= Objective =
Reproduce all entries precisely, down to the last character.

= Rows =
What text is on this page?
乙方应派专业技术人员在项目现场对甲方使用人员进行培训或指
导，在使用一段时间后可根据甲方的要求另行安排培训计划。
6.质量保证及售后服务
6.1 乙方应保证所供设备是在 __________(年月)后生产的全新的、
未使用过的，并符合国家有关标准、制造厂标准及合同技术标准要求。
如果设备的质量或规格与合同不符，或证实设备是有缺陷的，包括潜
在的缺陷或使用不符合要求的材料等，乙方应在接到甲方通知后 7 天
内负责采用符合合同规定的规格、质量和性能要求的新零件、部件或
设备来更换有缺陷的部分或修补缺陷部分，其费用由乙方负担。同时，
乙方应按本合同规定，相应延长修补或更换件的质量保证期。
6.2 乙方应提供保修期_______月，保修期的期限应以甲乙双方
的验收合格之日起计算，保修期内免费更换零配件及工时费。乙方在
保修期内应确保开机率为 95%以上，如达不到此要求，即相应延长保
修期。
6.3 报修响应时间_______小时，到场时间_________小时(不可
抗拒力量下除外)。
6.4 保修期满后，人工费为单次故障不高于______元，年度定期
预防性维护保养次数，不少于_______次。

= Written solution =
What text is on this page?
乙方应派专业技术人员在项目现场对甲方使用人员进行培训或指
导，在使用一段时间后可根据甲方的要求另行安排培训计划。
6.质量保证及售后服务
6.1 乙方应保证所供设备是在 __________(年月)后生产的全新的、
未使用过的，并符合国家有关标准、制造厂标准及合同技术标准要求。
如果设备的质量或规格与合同不符，或证实设备是有缺陷的，包括潜
在的缺陷或使用不符合要求的材料等，乙方应在接到甲方通知后 7 天
内负责采用符合合同规定的规格、质量和性能要求的新零件、部件或
设备来更换有缺陷的部分或修补缺陷部分，其费用由乙方负担。同时，
乙方应按本合同规定，相应延长修补或更换件的质量保证期。
6.2 乙方应提供保修期_______月，保修期的期限应以甲乙双方
的验收合格之日起计算，保修期内免费更换零配件及工时费。乙方在
保修期内应确保开机率为 95%以上，如达不到此要求，即相应延长保
修期。
6.3 报修响应时间_______小时，到场时间_________小时(不可
抗拒力量下除外)。
6.4 保修期满后，人工费为单次故障不高于______元，年度定期
预防性维护保养次数，不少于_______次。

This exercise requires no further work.